■ DATASET CONTENT
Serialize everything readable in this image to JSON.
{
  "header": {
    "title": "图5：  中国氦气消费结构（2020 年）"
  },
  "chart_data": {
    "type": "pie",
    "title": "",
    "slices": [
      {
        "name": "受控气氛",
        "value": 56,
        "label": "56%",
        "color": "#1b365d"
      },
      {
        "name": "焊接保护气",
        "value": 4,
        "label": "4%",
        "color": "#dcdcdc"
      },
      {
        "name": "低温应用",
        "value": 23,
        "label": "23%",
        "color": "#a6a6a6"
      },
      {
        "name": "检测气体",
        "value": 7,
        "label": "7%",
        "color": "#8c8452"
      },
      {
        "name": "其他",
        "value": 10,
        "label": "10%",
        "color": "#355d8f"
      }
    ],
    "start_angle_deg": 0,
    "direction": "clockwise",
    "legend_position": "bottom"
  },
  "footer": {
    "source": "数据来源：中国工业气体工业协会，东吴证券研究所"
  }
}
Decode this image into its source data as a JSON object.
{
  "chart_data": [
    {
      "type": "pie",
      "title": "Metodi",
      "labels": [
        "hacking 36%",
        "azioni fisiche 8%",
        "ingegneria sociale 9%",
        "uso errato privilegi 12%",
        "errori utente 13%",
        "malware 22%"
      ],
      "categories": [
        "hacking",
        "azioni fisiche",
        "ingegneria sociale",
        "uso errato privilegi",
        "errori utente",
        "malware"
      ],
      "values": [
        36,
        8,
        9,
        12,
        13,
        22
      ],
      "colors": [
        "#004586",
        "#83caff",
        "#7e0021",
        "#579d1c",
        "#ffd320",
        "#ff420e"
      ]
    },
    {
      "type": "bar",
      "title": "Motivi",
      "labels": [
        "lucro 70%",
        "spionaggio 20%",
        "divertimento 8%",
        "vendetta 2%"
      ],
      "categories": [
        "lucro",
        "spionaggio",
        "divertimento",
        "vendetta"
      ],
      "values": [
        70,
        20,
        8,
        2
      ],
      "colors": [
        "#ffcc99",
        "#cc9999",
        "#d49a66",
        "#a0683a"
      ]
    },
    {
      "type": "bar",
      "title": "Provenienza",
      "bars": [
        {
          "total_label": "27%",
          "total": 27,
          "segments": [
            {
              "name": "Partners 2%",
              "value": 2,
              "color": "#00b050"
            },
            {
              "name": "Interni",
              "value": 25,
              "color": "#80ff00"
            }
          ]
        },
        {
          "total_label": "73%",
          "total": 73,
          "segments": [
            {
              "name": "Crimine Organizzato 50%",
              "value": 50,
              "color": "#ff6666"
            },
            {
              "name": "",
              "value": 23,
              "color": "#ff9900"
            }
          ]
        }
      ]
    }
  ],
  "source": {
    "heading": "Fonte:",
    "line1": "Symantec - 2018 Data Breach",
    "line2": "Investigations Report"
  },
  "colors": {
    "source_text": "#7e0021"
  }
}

■ EXERCISE TASK
In the material above, how many lines hold the word "image"? Say only the number.

■ EXERCISE RESULT
2